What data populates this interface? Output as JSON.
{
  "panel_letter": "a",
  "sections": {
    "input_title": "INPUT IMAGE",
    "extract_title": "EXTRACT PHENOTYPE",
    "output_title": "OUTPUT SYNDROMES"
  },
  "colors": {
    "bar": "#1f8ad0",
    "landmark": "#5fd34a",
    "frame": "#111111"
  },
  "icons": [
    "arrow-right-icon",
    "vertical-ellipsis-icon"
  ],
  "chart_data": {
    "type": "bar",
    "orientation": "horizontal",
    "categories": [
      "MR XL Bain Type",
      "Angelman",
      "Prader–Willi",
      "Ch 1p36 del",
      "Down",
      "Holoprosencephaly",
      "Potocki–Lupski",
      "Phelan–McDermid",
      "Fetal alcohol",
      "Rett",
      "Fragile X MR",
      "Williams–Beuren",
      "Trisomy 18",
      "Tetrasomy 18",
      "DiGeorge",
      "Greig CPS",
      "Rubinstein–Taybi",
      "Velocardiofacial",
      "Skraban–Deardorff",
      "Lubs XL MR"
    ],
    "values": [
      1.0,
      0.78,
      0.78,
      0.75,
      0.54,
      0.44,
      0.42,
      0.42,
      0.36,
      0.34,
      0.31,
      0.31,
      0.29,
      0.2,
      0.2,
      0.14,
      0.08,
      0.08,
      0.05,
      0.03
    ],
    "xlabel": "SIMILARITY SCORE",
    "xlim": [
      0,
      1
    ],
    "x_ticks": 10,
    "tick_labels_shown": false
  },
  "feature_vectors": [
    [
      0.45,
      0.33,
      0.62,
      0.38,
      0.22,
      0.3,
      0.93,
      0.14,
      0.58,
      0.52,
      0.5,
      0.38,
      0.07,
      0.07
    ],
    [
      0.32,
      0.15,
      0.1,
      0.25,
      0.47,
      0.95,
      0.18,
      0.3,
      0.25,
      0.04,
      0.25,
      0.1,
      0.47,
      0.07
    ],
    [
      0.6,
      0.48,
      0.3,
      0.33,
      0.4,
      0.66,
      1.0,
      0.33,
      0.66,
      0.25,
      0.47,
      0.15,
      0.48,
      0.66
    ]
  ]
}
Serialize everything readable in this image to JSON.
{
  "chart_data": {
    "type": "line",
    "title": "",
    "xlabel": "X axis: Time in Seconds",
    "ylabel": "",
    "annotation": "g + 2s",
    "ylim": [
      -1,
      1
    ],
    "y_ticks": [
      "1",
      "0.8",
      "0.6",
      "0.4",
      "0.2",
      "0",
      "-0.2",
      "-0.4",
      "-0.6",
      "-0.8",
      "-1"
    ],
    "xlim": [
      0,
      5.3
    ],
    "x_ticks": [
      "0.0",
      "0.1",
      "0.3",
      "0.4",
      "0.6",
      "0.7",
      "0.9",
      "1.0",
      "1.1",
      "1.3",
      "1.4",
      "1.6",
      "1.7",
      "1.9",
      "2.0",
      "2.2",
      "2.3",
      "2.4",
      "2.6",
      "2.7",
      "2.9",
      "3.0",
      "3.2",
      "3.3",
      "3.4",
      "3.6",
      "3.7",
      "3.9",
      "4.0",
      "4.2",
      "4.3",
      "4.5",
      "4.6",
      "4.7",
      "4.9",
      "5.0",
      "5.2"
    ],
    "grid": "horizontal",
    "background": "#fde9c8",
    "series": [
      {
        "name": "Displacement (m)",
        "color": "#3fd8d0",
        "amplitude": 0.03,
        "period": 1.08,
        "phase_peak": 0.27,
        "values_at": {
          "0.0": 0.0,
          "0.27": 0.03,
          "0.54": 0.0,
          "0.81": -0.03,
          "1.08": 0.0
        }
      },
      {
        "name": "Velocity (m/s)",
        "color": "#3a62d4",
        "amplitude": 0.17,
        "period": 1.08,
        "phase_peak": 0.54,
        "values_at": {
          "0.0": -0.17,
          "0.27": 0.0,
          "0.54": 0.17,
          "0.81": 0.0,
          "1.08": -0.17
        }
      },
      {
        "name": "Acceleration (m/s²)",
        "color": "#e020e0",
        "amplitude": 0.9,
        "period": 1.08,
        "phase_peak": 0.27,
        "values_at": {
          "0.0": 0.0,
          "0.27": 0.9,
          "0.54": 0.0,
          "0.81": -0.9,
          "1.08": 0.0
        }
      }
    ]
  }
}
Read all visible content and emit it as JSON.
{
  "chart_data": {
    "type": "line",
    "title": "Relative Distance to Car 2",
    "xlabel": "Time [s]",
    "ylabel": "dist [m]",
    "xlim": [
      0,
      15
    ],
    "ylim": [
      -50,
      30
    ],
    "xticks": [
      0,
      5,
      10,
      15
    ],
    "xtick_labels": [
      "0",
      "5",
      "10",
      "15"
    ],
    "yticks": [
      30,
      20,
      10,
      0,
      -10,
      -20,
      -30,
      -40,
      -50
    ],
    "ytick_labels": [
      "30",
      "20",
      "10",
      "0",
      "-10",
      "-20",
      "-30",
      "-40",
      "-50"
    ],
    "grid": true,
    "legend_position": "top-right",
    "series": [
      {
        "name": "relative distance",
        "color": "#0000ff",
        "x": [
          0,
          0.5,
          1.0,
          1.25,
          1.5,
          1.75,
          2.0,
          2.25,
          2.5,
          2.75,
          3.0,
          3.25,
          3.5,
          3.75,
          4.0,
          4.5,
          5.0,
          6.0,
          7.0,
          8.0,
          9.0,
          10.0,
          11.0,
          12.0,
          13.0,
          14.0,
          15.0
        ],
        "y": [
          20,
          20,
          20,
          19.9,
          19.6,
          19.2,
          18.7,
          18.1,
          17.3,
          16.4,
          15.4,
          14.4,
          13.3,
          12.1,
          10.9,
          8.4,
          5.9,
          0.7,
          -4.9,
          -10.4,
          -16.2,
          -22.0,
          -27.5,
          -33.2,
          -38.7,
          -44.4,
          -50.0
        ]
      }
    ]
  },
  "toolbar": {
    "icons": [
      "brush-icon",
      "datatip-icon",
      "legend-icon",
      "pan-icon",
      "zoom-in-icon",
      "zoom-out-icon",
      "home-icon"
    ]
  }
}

····················

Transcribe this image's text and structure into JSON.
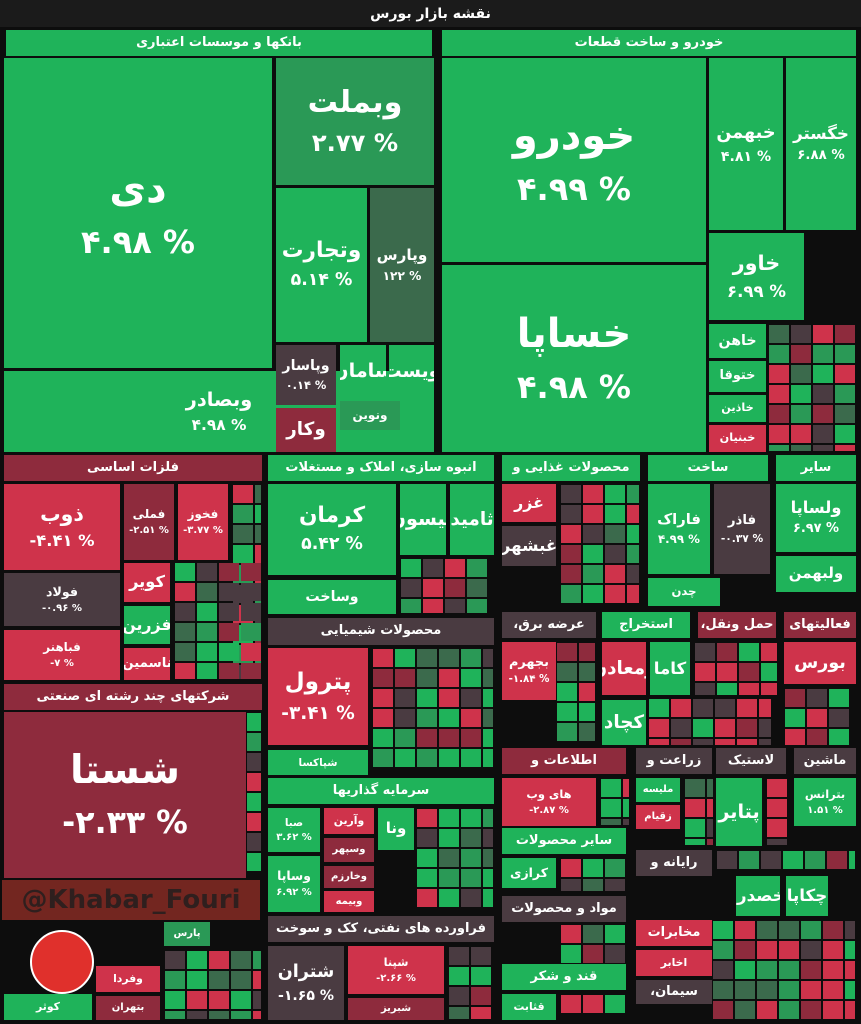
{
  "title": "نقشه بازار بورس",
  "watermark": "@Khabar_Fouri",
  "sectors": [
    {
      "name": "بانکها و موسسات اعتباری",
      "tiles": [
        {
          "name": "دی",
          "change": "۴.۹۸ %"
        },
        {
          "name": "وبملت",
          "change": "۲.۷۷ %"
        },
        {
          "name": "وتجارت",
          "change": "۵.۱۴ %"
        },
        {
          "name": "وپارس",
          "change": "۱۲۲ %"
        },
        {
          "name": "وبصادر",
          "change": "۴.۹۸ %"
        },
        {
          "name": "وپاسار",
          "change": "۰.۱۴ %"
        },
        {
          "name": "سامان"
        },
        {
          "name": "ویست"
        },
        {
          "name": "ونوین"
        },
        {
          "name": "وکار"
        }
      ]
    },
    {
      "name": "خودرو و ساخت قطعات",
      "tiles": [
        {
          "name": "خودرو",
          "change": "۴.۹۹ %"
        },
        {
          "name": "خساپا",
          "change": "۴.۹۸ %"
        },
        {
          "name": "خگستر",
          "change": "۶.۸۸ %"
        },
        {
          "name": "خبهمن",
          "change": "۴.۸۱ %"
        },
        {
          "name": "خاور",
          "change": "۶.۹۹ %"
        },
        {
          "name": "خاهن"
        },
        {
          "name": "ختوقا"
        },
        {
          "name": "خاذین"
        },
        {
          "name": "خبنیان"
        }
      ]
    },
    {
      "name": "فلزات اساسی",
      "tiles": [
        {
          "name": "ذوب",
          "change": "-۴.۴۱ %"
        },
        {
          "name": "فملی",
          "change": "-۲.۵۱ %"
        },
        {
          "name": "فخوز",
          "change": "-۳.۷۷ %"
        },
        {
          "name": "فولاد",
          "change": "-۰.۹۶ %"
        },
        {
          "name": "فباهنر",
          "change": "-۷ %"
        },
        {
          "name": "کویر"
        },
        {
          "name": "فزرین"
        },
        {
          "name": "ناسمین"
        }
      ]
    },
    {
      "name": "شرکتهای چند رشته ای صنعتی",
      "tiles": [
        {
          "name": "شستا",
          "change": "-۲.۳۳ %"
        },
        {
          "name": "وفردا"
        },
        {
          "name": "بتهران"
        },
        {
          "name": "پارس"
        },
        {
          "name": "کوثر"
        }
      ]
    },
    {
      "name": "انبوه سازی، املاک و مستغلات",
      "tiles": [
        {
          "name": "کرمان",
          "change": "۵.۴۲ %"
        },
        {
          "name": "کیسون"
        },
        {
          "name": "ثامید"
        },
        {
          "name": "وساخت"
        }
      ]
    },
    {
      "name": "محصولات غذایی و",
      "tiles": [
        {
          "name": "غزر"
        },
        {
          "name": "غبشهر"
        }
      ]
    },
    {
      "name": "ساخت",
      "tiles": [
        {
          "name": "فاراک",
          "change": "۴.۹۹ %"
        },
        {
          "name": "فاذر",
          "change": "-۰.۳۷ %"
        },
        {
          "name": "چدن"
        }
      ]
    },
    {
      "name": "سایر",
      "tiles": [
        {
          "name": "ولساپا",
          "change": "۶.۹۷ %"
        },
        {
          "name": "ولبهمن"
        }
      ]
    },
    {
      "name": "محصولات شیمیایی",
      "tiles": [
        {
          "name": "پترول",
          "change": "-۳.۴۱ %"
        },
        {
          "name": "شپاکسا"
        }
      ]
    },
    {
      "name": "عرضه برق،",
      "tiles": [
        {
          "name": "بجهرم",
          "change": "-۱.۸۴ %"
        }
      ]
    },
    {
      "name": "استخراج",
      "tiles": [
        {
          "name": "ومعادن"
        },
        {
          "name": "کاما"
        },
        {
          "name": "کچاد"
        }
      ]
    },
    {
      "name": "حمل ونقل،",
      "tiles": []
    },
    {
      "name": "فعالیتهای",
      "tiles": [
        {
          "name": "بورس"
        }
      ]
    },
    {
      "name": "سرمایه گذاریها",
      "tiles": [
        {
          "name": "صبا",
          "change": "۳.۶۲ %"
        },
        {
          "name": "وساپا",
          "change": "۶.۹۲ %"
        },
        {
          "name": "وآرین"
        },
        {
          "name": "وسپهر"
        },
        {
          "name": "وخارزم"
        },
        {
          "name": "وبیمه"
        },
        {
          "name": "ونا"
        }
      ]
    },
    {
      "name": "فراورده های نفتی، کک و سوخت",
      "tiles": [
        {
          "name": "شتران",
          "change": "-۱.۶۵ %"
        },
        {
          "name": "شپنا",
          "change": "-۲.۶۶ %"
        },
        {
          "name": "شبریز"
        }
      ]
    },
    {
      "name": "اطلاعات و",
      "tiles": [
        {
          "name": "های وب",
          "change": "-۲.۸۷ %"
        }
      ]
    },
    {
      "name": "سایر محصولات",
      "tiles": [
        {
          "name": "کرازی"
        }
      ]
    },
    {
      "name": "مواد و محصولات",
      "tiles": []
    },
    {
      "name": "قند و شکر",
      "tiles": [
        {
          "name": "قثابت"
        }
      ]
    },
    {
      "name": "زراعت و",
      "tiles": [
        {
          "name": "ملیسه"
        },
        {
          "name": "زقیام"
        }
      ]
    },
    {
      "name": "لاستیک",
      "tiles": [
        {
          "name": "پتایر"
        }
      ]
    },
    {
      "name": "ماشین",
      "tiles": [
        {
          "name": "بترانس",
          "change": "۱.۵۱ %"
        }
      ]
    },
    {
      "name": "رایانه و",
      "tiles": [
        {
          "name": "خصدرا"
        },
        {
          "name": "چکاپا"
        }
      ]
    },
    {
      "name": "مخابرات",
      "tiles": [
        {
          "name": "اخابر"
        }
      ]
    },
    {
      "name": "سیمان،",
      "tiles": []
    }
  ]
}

····················

List all lines where "this" occurs.

**REPLY**
What data populates this interface? Output as JSON.
Serialize everything readable in this image to JSON.
Transcribe this image's text and structure into JSON.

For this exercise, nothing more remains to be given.